* Document excerpt:
_ _ _ _

A senior engineer implements auto-failover groups with listener endpoints, configures proper connection retry logic, understands the read-write vs read-only routing, and implements health monitoring with automated alerting.

Step 1: Understand Failover Options

Azure SQL HA Options:
┌─────────────────────────────────────────────────────────────────┐
│ Zone Redundancy (Same Region)                                    │
│ • Automatic within availability zones                            │
│ • No configuration needed (just enable)                          │
│ • RTO: ~0 (automatic)                                           │
└─────────────────────────────────────────────────────────────────┘
┌─────────────────────────────────────────────────────────────────┐
│ Active Geo-Replication (Cross-Region)                           │
│ • Up to 4 readable secondaries                                   │
│ • Manual failover required                                       │
│ • Different connection strings per replica                       │
└─────────────────────────────────────────────────────────────────┘
┌─────────────────────────────────────────────────────────────────┐
│ Auto-Failover Groups (Cross-Region + Automatic)                 │
│ • Automatic failover with grace period                          │
│ • Single listener endpoint (DNS-based)                          │
│ • Read-write and read-only endpoints                            │
│ • Recommended for production                                    │
└─────────────────────────────────────────────────────────────────┘

Step 2: Create Failover Group with Bicep

// Parameters
param primaryLocation string = 'eastus'
param secondaryLocation string = 'westus'
param sqlAdminLogin string
@secure()

_ _ _ _

* Spatial layout data:
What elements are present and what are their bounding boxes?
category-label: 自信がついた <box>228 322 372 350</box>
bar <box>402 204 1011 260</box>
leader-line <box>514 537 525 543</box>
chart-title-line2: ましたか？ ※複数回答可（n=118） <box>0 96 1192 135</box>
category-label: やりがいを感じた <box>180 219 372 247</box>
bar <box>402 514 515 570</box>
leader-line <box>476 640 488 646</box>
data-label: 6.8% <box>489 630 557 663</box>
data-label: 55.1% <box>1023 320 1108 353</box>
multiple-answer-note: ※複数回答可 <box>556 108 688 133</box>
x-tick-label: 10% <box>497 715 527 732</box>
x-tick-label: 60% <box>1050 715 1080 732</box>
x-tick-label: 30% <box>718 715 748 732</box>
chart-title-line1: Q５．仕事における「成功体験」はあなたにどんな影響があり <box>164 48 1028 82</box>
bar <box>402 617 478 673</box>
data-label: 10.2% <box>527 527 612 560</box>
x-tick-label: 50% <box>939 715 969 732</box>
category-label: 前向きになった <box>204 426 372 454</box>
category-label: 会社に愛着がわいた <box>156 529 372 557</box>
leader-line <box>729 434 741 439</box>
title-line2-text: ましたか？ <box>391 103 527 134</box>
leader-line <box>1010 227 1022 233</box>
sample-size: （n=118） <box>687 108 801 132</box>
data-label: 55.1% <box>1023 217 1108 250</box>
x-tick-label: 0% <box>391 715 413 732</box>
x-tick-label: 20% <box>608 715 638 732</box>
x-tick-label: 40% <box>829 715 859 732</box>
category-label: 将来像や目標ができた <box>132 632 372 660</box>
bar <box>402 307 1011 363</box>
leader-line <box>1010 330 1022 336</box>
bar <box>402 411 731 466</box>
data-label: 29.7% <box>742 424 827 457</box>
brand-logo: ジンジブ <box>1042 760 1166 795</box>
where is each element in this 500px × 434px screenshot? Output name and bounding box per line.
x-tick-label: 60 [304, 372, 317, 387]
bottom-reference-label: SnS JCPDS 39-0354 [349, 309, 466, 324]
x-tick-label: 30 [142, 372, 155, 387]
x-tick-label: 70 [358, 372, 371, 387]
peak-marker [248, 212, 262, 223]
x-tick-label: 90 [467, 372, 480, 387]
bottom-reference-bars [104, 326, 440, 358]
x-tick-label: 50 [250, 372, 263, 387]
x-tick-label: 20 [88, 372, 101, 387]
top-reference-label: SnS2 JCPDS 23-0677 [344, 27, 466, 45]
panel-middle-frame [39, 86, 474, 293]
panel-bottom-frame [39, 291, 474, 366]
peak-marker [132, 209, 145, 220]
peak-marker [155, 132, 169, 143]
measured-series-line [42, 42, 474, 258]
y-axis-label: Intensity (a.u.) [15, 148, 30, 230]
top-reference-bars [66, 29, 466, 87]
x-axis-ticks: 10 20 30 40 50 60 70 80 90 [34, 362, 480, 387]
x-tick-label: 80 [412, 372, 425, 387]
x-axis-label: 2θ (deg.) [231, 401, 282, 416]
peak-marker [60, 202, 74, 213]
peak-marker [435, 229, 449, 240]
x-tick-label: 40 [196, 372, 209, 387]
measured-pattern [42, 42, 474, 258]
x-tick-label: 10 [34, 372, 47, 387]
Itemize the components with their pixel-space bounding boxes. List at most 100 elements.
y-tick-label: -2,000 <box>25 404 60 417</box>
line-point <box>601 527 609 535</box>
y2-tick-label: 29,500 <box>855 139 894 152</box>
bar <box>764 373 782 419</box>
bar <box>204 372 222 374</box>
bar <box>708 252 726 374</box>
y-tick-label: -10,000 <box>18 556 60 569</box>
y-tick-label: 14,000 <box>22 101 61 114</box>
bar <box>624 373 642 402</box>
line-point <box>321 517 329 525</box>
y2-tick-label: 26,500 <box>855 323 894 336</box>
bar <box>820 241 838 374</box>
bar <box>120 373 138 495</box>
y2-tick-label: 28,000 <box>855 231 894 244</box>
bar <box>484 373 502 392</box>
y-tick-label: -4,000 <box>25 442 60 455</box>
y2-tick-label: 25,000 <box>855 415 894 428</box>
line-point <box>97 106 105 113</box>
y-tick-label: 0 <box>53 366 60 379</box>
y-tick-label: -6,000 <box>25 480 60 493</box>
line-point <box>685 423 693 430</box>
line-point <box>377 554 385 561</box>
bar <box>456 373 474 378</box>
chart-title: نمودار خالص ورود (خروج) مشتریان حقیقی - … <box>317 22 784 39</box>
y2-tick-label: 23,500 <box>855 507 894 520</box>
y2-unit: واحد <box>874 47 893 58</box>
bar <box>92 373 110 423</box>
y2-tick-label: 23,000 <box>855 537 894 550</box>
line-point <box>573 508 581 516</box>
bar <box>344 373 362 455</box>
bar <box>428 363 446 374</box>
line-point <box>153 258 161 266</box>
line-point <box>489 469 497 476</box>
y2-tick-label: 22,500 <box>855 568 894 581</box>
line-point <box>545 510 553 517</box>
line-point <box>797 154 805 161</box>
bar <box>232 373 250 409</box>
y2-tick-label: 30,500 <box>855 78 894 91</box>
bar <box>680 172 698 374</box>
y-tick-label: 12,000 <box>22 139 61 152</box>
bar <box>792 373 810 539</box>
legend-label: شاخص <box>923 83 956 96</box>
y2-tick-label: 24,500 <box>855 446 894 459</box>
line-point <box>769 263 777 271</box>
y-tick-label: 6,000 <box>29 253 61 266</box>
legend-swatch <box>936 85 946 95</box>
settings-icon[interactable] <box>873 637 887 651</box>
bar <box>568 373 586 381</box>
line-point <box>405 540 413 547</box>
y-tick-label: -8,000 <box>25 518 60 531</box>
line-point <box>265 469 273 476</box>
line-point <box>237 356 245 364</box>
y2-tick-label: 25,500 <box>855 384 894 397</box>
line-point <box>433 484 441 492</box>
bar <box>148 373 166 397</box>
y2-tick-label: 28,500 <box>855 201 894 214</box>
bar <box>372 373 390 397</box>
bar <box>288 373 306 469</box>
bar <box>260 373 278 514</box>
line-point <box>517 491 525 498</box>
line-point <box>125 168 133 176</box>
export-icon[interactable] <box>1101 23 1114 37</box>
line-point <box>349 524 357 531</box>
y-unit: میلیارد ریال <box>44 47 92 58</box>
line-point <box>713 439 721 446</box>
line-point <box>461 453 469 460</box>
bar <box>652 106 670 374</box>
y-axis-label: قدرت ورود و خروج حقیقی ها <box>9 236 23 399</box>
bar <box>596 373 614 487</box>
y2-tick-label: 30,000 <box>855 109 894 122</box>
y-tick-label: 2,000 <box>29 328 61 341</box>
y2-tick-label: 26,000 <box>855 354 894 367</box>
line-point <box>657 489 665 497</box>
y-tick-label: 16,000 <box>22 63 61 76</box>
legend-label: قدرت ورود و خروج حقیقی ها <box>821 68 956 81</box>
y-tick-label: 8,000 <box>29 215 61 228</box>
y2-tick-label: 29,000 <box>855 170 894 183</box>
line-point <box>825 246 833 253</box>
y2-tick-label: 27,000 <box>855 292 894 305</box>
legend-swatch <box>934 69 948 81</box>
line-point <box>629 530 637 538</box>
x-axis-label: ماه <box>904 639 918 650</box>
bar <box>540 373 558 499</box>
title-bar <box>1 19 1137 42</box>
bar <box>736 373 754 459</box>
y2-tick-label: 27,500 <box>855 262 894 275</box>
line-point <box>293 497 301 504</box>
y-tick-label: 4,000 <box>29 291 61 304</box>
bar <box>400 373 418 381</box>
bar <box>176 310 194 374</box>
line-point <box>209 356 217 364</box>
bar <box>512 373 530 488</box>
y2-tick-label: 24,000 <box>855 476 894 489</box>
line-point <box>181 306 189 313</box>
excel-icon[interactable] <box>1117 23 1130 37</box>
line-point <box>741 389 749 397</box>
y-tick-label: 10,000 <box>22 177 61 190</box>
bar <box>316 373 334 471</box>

_ _ _ _

* Exercise 1: Repeat the portion of the Azure SQL failover excerpt starting at "A senior engineer" and ending at "with automated alerting.", word for word.
* Exercise 2:
Answer these questions from the Azure SQL failover excerpt:
(a) How many readable secondaries does Active Geo-Replication allow?
(b) What RTO is listed for Zone Redundancy?
(c) What default value is assigned to the secondaryLocation parameter?

* Task result 1:
A senior engineer implements auto-failover groups with listener endpoints, configures proper connection retry logic, understands the read-write vs read-only routing, and implements health monitoring with automated alerting.

* Task result 2:
(a) Up to 4.
(b) ~0 (automatic).
(c) 'westus'.